[Work instruction] State how many lines of the records below contain the word "SARS", giving the number and nothing else.

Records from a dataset
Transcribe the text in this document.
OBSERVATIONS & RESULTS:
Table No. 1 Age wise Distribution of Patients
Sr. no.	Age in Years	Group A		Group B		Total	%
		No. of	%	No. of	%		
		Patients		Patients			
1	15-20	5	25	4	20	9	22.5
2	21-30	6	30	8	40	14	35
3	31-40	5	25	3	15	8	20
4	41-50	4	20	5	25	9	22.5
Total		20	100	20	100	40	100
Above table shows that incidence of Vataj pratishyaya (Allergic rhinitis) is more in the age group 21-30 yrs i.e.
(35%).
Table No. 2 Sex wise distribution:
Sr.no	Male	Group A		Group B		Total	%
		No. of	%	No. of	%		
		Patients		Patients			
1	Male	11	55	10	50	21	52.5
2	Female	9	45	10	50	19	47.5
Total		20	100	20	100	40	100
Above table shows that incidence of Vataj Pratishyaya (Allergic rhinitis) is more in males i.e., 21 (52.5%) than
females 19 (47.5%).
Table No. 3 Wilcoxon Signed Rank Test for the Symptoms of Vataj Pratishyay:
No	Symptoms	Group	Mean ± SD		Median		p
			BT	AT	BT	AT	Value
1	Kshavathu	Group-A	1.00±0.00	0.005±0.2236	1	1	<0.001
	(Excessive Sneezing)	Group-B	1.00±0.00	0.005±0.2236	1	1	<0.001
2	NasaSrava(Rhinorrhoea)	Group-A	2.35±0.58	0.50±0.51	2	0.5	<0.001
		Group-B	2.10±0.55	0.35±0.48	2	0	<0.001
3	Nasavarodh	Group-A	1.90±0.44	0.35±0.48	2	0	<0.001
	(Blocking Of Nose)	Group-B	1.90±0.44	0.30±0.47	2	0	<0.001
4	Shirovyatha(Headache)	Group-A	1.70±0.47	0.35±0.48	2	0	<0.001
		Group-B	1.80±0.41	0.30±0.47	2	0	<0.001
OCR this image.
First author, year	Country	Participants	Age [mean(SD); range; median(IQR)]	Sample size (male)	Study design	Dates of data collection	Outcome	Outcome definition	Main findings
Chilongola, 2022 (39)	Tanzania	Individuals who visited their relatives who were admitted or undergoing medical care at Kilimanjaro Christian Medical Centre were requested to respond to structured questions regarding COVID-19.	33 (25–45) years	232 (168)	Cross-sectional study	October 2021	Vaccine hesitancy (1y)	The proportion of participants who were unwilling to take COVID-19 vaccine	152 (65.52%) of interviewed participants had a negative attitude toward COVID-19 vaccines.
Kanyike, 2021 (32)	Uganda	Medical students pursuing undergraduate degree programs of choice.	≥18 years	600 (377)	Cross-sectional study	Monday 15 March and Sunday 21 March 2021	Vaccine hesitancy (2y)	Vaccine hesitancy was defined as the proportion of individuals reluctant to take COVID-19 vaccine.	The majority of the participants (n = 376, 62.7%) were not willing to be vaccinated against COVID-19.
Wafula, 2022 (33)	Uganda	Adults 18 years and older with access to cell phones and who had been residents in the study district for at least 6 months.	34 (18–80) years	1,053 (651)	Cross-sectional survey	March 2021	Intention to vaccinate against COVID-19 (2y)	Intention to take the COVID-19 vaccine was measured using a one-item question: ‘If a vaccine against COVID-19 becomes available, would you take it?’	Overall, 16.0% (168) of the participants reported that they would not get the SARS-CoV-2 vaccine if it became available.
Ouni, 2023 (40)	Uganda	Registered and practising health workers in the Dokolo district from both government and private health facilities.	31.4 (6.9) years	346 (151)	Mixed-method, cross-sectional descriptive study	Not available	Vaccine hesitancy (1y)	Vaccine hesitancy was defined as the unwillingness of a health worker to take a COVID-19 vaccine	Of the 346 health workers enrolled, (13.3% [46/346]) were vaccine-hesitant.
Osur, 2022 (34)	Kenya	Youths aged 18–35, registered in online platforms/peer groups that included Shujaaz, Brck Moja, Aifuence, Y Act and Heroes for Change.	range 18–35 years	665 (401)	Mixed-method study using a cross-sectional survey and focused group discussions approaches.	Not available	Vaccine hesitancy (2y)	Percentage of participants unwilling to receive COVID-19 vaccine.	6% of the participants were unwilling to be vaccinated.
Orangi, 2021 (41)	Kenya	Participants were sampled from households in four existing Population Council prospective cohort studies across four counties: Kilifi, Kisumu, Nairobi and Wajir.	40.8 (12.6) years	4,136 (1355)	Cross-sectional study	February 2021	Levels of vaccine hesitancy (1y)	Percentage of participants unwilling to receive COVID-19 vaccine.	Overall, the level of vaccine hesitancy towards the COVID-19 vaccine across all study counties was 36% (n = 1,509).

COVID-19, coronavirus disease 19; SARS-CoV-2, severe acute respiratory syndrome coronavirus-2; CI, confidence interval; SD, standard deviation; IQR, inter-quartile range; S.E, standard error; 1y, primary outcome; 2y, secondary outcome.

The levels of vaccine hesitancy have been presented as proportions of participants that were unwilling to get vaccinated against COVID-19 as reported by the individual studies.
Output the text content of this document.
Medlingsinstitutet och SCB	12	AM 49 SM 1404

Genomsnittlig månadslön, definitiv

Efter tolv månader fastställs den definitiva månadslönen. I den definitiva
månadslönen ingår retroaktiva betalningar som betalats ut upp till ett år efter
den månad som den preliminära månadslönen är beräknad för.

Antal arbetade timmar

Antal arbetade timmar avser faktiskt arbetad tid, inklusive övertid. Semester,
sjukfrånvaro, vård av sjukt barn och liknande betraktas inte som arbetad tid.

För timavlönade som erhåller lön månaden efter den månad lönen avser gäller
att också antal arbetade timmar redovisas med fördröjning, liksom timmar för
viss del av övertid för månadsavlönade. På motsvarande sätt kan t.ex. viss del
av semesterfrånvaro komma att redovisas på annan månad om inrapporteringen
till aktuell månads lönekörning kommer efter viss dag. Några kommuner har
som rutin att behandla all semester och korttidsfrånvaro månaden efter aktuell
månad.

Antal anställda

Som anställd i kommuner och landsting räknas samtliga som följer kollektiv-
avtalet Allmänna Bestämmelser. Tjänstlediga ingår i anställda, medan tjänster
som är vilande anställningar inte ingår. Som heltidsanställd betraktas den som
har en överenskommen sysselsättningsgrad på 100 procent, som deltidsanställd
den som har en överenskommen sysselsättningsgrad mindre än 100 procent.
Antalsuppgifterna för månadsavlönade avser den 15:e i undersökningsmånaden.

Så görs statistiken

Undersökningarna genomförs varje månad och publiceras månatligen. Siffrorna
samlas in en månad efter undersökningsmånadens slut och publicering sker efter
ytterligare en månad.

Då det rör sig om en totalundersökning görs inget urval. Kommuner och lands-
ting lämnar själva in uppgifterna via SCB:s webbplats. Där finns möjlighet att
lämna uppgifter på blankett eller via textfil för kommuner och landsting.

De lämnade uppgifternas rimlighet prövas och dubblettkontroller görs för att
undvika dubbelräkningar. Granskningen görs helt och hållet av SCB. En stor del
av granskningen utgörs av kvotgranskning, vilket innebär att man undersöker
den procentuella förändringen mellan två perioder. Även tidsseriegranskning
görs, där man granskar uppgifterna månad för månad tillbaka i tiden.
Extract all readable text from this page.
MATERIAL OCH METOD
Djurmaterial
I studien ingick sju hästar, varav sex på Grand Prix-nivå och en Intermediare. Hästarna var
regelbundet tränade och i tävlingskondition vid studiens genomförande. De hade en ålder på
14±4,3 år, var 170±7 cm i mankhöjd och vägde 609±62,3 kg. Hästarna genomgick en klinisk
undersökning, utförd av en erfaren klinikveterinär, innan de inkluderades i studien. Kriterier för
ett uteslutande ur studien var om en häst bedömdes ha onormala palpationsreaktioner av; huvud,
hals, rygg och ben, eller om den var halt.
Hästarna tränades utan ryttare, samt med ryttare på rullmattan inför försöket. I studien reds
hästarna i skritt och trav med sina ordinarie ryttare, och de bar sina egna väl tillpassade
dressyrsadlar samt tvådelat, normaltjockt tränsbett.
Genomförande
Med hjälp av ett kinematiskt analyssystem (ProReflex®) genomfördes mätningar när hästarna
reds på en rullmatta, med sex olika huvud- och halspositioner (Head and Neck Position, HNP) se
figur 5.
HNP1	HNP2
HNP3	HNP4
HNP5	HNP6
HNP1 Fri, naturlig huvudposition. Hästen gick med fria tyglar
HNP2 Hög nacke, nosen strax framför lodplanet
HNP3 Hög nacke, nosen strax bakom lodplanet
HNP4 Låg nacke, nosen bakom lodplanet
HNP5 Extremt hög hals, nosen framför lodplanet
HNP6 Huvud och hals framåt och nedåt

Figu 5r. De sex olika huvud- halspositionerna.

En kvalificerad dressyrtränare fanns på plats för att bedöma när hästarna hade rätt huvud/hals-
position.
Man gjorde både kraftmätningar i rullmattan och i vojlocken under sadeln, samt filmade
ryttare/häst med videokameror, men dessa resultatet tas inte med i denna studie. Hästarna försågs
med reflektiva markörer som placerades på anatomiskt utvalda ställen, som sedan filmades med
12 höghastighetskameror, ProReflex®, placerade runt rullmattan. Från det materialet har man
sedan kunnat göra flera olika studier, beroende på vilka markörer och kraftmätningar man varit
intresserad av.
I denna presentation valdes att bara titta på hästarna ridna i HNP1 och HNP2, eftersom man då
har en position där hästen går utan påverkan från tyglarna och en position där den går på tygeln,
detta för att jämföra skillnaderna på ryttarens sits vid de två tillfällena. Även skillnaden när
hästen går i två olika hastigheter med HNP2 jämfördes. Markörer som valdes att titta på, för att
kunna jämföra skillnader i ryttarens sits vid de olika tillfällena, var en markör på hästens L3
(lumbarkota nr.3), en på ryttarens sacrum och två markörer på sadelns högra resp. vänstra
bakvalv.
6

[Answer to the problem] 2